### Work to be completed
Copy out, character for character, every line of the records from the first one down to the line containing "setpoint-scale-tick-label: 180 xyxy=(212,181,225,189)", with both of those lines included.

### Stored rows
....

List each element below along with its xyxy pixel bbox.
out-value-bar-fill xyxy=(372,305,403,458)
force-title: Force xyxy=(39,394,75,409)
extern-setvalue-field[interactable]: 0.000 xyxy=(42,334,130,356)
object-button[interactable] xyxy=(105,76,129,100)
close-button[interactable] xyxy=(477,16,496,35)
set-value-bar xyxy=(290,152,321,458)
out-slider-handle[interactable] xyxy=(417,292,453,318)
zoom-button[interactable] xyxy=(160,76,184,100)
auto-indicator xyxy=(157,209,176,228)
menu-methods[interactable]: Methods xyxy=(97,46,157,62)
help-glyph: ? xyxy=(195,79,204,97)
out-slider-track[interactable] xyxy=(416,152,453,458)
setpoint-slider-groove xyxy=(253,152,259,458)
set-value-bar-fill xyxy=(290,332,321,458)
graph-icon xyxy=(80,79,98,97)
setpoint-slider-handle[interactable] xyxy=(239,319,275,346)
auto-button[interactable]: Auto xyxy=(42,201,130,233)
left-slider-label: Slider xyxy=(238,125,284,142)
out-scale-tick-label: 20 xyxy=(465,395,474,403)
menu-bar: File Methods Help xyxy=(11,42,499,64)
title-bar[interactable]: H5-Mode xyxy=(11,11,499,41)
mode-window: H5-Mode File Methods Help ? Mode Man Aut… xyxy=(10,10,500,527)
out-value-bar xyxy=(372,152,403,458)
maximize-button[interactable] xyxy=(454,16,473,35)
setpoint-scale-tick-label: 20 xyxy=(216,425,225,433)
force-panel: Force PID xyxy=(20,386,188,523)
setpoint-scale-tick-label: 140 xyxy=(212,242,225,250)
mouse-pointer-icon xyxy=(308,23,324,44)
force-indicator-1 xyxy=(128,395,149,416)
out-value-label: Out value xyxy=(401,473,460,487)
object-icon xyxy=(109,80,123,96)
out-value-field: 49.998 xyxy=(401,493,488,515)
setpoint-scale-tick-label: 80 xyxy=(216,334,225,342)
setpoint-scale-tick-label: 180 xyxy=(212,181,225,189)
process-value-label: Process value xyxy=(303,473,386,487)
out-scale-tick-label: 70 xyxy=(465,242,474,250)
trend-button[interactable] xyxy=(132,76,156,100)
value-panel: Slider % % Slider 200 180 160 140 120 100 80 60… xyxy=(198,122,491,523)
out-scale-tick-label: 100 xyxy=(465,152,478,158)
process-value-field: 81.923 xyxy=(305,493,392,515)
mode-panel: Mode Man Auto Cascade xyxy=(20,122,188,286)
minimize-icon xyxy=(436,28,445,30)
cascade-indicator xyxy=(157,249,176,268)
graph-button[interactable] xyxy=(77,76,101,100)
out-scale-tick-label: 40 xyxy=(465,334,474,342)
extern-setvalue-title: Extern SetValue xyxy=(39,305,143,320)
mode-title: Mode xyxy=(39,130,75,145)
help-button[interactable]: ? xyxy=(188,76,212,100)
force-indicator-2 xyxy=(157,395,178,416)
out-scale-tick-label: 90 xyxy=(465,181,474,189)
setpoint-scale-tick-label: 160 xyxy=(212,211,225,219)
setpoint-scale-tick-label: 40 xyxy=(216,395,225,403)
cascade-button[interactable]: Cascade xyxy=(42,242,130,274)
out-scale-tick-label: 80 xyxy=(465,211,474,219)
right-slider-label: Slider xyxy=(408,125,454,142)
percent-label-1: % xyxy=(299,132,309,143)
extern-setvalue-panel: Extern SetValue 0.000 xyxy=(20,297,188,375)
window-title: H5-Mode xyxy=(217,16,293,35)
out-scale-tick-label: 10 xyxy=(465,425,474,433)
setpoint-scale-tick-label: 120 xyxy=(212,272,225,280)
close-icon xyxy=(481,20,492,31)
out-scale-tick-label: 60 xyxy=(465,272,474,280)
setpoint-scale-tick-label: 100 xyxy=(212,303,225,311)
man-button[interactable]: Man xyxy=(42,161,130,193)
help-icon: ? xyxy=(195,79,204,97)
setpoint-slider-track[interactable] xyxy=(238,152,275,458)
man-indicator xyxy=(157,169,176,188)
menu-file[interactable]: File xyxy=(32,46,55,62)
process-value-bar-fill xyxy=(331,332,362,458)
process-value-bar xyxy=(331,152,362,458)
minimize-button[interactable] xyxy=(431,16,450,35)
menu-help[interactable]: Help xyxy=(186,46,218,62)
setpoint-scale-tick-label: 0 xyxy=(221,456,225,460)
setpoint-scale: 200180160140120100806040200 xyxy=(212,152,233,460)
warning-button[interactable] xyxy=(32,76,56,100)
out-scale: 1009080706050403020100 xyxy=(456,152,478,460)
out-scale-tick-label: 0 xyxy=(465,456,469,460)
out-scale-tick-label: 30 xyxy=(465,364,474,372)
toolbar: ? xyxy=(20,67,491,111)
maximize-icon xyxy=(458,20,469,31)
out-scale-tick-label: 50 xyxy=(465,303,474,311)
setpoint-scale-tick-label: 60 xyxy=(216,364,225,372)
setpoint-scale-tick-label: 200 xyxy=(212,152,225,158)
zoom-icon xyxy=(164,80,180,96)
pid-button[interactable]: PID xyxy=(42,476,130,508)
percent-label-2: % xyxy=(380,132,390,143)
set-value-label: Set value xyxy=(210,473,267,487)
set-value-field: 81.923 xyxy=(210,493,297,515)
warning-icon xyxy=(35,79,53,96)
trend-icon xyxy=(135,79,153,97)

....

### Expected answer
List each element below along with its xyxy pixel bbox.
out-value-bar-fill xyxy=(372,305,403,458)
force-title: Force xyxy=(39,394,75,409)
extern-setvalue-field[interactable]: 0.000 xyxy=(42,334,130,356)
object-button[interactable] xyxy=(105,76,129,100)
close-button[interactable] xyxy=(477,16,496,35)
set-value-bar xyxy=(290,152,321,458)
out-slider-handle[interactable] xyxy=(417,292,453,318)
zoom-button[interactable] xyxy=(160,76,184,100)
auto-indicator xyxy=(157,209,176,228)
menu-methods[interactable]: Methods xyxy=(97,46,157,62)
help-glyph: ? xyxy=(195,79,204,97)
out-slider-track[interactable] xyxy=(416,152,453,458)
setpoint-slider-groove xyxy=(253,152,259,458)
set-value-bar-fill xyxy=(290,332,321,458)
graph-icon xyxy=(80,79,98,97)
setpoint-slider-handle[interactable] xyxy=(239,319,275,346)
auto-button[interactable]: Auto xyxy=(42,201,130,233)
left-slider-label: Slider xyxy=(238,125,284,142)
out-scale-tick-label: 20 xyxy=(465,395,474,403)
menu-bar: File Methods Help xyxy=(11,42,499,64)
title-bar[interactable]: H5-Mode xyxy=(11,11,499,41)
mode-window: H5-Mode File Methods Help ? Mode Man Aut… xyxy=(10,10,500,527)
out-value-bar xyxy=(372,152,403,458)
maximize-button[interactable] xyxy=(454,16,473,35)
setpoint-scale-tick-label: 20 xyxy=(216,425,225,433)
force-panel: Force PID xyxy=(20,386,188,523)
setpoint-scale-tick-label: 140 xyxy=(212,242,225,250)
mouse-pointer-icon xyxy=(308,23,324,44)
force-indicator-1 xyxy=(128,395,149,416)
out-value-label: Out value xyxy=(401,473,460,487)
object-icon xyxy=(109,80,123,96)
out-value-field: 49.998 xyxy=(401,493,488,515)
setpoint-scale-tick-label: 80 xyxy=(216,334,225,342)
setpoint-scale-tick-label: 180 xyxy=(212,181,225,189)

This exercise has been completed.